─── Records ───

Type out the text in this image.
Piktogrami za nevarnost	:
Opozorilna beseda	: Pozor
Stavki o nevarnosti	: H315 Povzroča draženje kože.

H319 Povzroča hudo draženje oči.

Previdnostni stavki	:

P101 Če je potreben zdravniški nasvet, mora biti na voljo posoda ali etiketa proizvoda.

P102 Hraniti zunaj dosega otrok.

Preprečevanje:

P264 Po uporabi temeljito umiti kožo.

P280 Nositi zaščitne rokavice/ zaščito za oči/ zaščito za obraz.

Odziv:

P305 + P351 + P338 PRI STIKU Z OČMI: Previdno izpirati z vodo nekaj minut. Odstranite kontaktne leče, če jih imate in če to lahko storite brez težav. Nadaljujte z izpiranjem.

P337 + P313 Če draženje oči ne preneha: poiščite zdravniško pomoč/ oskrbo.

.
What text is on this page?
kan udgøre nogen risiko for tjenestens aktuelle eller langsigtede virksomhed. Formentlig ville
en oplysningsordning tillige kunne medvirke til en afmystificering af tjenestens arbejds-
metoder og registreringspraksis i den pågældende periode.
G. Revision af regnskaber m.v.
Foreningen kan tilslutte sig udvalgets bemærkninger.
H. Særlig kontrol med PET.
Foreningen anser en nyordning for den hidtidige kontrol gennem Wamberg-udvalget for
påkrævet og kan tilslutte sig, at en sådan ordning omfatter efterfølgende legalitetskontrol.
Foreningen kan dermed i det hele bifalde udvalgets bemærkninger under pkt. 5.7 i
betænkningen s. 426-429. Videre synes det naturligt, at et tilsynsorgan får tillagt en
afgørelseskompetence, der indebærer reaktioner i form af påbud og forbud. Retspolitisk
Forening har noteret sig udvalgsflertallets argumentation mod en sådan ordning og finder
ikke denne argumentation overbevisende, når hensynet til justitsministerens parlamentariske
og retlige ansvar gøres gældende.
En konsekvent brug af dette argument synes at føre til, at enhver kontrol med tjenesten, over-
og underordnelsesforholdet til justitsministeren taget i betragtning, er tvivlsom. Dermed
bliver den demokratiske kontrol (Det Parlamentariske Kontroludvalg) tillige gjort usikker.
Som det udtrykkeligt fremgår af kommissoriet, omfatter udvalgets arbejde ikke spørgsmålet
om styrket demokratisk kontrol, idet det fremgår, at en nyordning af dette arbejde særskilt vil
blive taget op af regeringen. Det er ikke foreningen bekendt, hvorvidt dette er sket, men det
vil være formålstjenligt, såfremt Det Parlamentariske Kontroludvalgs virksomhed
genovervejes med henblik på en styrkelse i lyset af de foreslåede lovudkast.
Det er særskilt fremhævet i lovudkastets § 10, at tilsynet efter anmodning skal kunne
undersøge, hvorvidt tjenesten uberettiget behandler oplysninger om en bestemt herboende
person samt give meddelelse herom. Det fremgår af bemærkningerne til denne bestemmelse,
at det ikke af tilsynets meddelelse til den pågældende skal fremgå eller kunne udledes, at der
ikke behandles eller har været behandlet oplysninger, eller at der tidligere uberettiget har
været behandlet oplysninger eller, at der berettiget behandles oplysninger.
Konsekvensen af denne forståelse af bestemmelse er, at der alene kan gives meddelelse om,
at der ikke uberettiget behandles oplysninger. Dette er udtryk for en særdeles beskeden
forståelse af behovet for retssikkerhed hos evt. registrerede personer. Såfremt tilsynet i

───

[Given instruction] Extract all lines from the data in which "Povzroča" is found.

[The response]
Stavki o nevarnosti	: H315 Povzroča draženje kože.
H319 Povzroča hudo draženje oči.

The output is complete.